## RECORDS FOR THE TASK
┌────────

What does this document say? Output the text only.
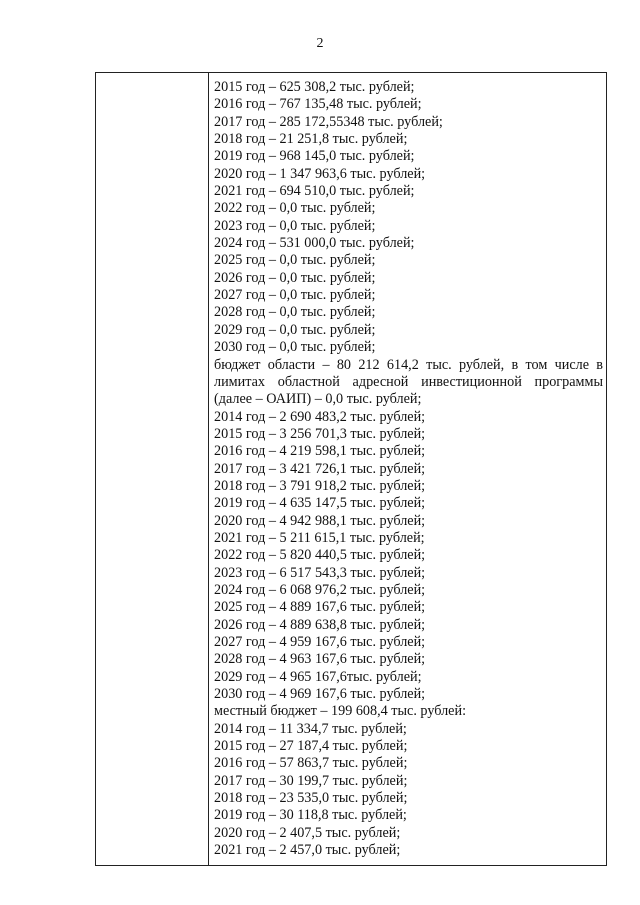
2
2015 год – 625 308,2 тыс. рублей;
2016 год – 767 135,48 тыс. рублей;
2017 год – 285 172,55348 тыс. рублей;
2018 год – 21 251,8 тыс. рублей;
2019 год – 968 145,0 тыс. рублей;
2020 год – 1 347 963,6 тыс. рублей;
2021 год – 694 510,0 тыс. рублей;
2022 год – 0,0 тыс. рублей;
2023 год – 0,0 тыс. рублей;
2024 год – 531 000,0 тыс. рублей;
2025 год – 0,0 тыс. рублей;
2026 год – 0,0 тыс. рублей;
2027 год – 0,0 тыс. рублей;
2028 год – 0,0 тыс. рублей;
2029 год – 0,0 тыс. рублей;
2030 год – 0,0 тыс. рублей;
бюджет области – 80 212 614,2 тыс. рублей, в том числе в
лимитах областной адресной инвестиционной программы
(далее – ОАИП) – 0,0 тыс. рублей;
2014 год – 2 690 483,2 тыс. рублей;
2015 год – 3 256 701,3 тыс. рублей;
2016 год – 4 219 598,1 тыс. рублей;
2017 год – 3 421 726,1 тыс. рублей;
2018 год – 3 791 918,2 тыс. рублей;
2019 год – 4 635 147,5 тыс. рублей;
2020 год – 4 942 988,1 тыс. рублей;
2021 год – 5 211 615,1 тыс. рублей;
2022 год – 5 820 440,5 тыс. рублей;
2023 год – 6 517 543,3 тыс. рублей;
2024 год – 6 068 976,2 тыс. рублей;
2025 год – 4 889 167,6 тыс. рублей;
2026 год – 4 889 638,8 тыс. рублей;
2027 год – 4 959 167,6 тыс. рублей;
2028 год – 4 963 167,6 тыс. рублей;
2029 год – 4 965 167,6тыс. рублей;
2030 год – 4 969 167,6 тыс. рублей;
местный бюджет – 199 608,4 тыс. рублей:
2014 год – 11 334,7 тыс. рублей;
2015 год – 27 187,4 тыс. рублей;
2016 год – 57 863,7 тыс. рублей;
2017 год – 30 199,7 тыс. рублей;
2018 год – 23 535,0 тыс. рублей;
2019 год – 30 118,8 тыс. рублей;
2020 год – 2 407,5 тыс. рублей;
2021 год – 2 457,0 тыс. рублей;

└────────

## GOAL
Lines containing the string "бюджет" are to be selected and copied.

## SOLUTION TO THIS EXERCISE
бюджет области – 80 212 614,2 тыс. рублей, в том числе в
местный бюджет – 199 608,4 тыс. рублей:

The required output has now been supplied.